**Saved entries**

=-=-=-=-=

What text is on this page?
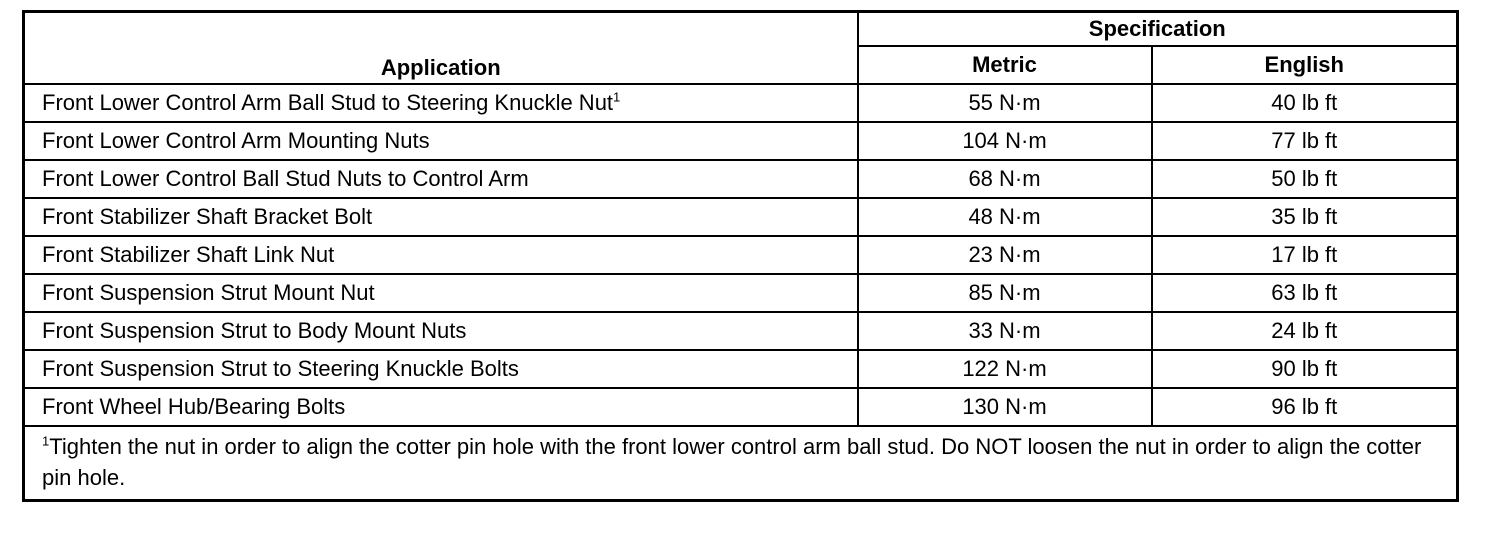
Application	Specification	
	Metric	English
Front Lower Control Arm Ball Stud to Steering Knuckle Nut$^1$	55 N·m	40 lb ft
Front Lower Control Arm Mounting Nuts	104 N·m	77 lb ft
Front Lower Control Ball Stud Nuts to Control Arm	68 N·m	50 lb ft
Front Stabilizer Shaft Bracket Bolt	48 N·m	35 lb ft
Front Stabilizer Shaft Link Nut	23 N·m	17 lb ft
Front Suspension Strut Mount Nut	85 N·m	63 lb ft
Front Suspension Strut to Body Mount Nuts	33 N·m	24 lb ft
Front Suspension Strut to Steering Knuckle Bolts	122 N·m	90 lb ft
Front Wheel Hub/Bearing Bolts	130 N·m	96 lb ft
$^1$Tighten the nut in order to align the cotter pin hole with the front lower control arm ball stud. Do NOT loosen the nut in order to align the cotter pin hole.		
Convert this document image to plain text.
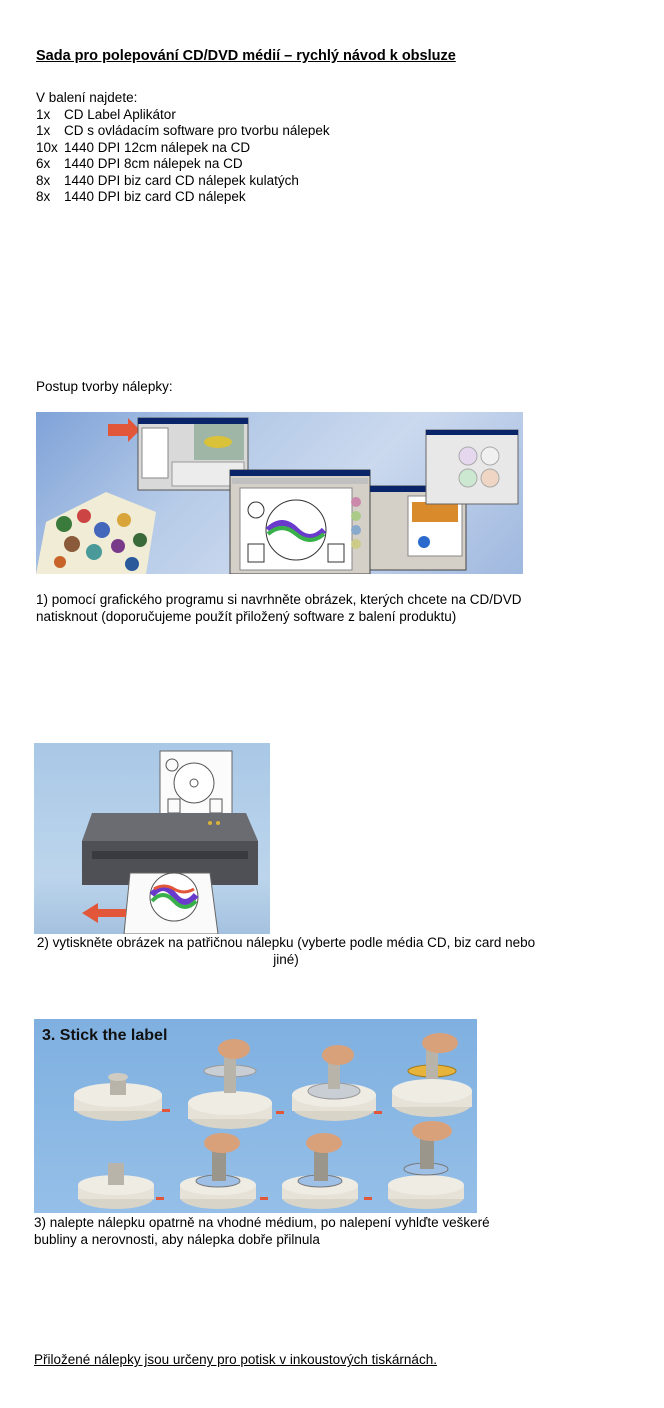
Sada pro polepování CD/DVD médií – rychlý návod k obsluze
V balení najdete:
1x CD Label Aplikátor
1x CD s ovládacím software pro tvorbu nálepek
10x 1440 DPI 12cm nálepek na CD
6x 1440 DPI 8cm nálepek na CD
8x 1440 DPI biz card CD nálepek kulatých
8x 1440 DPI biz card CD nálepek
Postup tvorby nálepky:
1) pomocí grafického programu si navrhněte obrázek, kterých chcete na CD/DVD natisknout (doporučujeme použít přiložený software z balení produktu)
2) vytiskněte obrázek na patřičnou nálepku (vyberte podle média CD, biz card nebo jiné)
3. Stick the label
3) nalepte nálepku opatrně na vhodné médium, po nalepení vyhlďte veškeré bubliny a nerovnosti, aby nálepka dobře přilnula
Přiložené nálepky jsou určeny pro potisk v inkoustových tiskárnách.
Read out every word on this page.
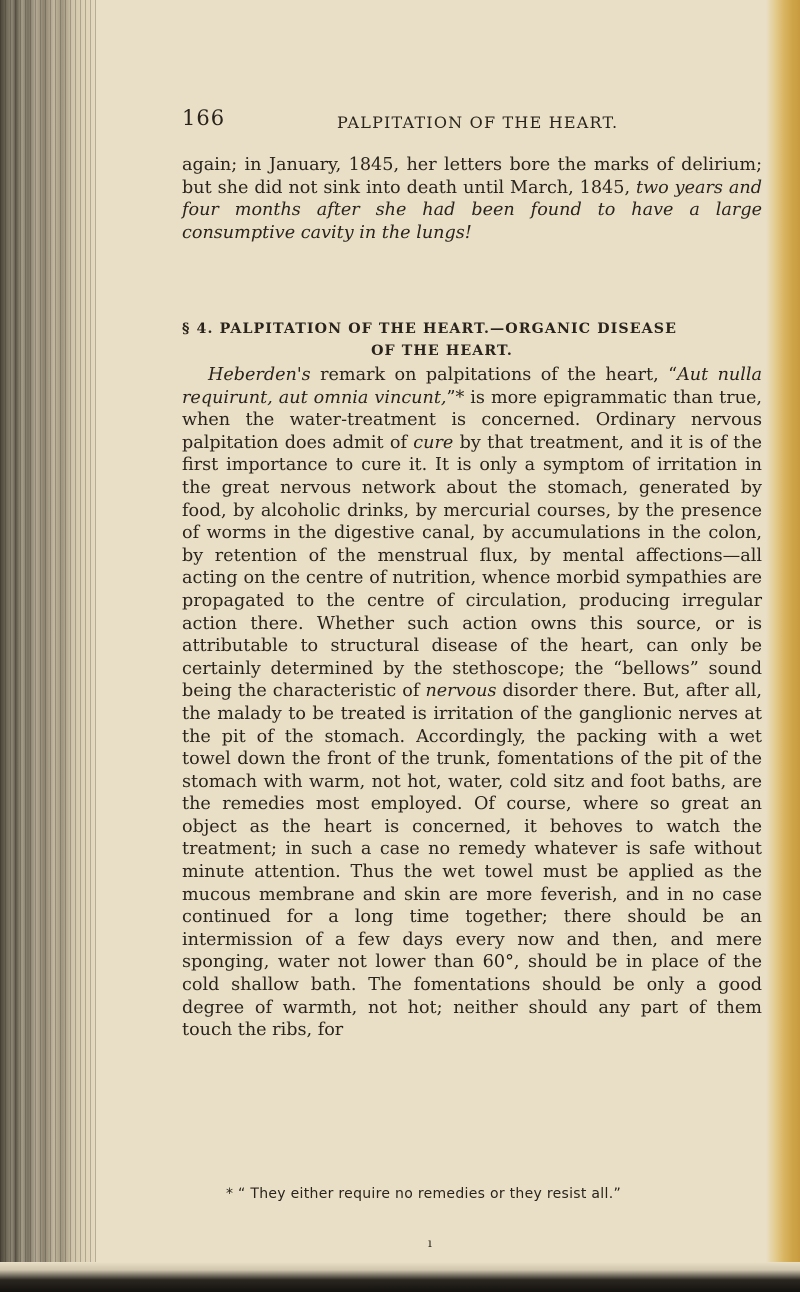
166	PALPITATION OF THE HEART.

again; in January, 1845, her letters bore the marks of delirium; but she did not sink into death until March, 1845, two years and four months after she had been found to have a large consumptive cavity in the lungs!

§ 4. PALPITATION OF THE HEART.—ORGANIC DISEASE
OF THE HEART.

Heberden's remark on palpitations of the heart, “Aut nulla requirunt, aut omnia vincunt,”* is more epigrammatic than true, when the water-treatment is concerned. Ordinary nervous palpitation does admit of cure by that treatment, and it is of the first importance to cure it. It is only a symptom of irritation in the great nervous network about the stomach, generated by food, by alcoholic drinks, by mercurial courses, by the presence of worms in the digestive canal, by accumulations in the colon, by retention of the menstrual flux, by mental affections—all acting on the centre of nutrition, whence morbid sympathies are propagated to the centre of circulation, producing irregular action there. Whether such action owns this source, or is attributable to structural disease of the heart, can only be certainly determined by the stethoscope; the “bellows” sound being the characteristic of nervous disorder there. But, after all, the malady to be treated is irritation of the ganglionic nerves at the pit of the stomach. Accordingly, the packing with a wet towel down the front of the trunk, fomentations of the pit of the stomach with warm, not hot, water, cold sitz and foot baths, are the remedies most employed. Of course, where so great an object as the heart is concerned, it behoves to watch the treatment; in such a case no remedy whatever is safe without minute attention. Thus the wet towel must be applied as the mucous membrane and skin are more feverish, and in no case continued for a long time together; there should be an intermission of a few days every now and then, and mere sponging, water not lower than 60°, should be in place of the cold shallow bath. The fomentations should be only a good degree of warmth, not hot; neither should any part of them touch the ribs, for

* “ They either require no remedies or they resist all.”
ı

=-=-=-=-=

**DIRECTIVE**
Using the material above, copy every line in which the string "obrázek" occurs.

**EXERCISE OUTPUT**
1) pomocí grafického programu si navrhněte obrázek, kterých chcete na CD/DVD natisknout (doporučujeme použít přiložený software z balení produktu)
2) vytiskněte obrázek na patřičnou nálepku (vyberte podle média CD, biz card nebo jiné)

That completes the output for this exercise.